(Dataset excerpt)
__________

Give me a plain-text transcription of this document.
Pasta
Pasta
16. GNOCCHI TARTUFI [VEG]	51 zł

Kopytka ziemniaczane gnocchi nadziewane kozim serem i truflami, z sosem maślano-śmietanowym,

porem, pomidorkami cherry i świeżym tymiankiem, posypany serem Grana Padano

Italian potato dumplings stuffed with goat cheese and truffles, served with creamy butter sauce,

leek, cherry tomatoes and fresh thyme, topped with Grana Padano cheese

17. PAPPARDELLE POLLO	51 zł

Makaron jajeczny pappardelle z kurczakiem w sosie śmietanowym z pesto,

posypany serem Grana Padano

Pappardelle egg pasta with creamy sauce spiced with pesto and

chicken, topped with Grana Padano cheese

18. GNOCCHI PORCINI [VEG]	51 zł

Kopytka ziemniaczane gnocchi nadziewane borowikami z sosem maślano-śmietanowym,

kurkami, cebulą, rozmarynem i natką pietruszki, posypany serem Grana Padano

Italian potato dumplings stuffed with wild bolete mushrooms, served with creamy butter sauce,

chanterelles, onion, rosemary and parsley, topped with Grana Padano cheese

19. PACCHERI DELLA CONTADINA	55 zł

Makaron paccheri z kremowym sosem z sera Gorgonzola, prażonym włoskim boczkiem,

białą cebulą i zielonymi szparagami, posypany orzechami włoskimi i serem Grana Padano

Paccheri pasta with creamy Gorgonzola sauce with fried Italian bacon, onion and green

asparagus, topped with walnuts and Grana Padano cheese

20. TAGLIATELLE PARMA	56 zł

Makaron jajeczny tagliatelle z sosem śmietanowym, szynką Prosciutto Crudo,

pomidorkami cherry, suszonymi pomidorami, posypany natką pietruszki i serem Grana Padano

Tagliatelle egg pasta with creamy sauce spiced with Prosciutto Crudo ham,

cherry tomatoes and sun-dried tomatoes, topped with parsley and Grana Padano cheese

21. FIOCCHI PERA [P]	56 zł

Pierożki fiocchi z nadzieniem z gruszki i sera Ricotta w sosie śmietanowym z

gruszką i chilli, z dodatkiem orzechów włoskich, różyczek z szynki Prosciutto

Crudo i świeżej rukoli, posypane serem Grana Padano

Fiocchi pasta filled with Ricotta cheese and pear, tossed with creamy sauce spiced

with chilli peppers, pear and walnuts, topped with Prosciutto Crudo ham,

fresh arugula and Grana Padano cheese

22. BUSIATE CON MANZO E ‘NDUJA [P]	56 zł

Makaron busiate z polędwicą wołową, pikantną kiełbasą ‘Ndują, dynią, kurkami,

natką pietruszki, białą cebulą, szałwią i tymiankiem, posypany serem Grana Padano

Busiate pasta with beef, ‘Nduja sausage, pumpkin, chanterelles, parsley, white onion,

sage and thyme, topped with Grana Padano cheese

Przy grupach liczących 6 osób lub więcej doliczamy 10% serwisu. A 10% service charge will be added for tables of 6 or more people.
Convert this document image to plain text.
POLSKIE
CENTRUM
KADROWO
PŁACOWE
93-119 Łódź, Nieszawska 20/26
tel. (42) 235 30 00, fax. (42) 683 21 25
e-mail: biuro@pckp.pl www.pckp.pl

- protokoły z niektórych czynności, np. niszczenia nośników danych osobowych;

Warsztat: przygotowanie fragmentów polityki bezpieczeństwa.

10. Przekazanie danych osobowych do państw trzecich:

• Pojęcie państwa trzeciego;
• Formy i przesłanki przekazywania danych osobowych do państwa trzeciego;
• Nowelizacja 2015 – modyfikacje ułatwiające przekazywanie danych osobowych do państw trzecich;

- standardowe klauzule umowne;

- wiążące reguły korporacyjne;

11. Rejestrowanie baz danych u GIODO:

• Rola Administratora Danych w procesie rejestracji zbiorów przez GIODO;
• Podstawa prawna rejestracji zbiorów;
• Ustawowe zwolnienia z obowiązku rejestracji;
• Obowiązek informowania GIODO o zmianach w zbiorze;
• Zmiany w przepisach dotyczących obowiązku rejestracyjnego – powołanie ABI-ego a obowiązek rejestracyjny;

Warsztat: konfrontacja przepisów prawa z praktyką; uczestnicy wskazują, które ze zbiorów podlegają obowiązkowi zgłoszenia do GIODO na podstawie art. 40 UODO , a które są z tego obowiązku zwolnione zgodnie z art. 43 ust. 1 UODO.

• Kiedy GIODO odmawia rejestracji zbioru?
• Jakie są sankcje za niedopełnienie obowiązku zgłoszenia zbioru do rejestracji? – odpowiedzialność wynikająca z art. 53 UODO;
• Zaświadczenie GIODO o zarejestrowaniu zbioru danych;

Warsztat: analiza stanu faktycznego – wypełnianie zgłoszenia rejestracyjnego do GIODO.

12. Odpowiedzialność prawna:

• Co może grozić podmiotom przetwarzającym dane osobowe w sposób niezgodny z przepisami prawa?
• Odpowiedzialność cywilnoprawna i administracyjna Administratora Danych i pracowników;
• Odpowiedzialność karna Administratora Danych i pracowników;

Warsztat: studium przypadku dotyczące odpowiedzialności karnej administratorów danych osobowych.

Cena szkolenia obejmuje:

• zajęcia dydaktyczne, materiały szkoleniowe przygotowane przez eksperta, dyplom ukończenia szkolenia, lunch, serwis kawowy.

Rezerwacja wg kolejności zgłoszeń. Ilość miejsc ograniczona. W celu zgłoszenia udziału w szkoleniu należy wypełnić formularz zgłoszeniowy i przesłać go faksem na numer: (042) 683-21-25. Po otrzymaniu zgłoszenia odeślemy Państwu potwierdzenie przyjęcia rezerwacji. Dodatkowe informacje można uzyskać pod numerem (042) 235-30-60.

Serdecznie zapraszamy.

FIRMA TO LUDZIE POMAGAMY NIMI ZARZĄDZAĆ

__________

WHAT THE EXERCISE ASKS — Which lines above contain the word "sosie"? Copy each of them.

CORRECT RESULT —
Makaron jajeczny pappardelle z kurczakiem w sosie śmietanowym z pesto,
Pierożki fiocchi z nadzieniem z gruszki i sera Ricotta w sosie śmietanowym z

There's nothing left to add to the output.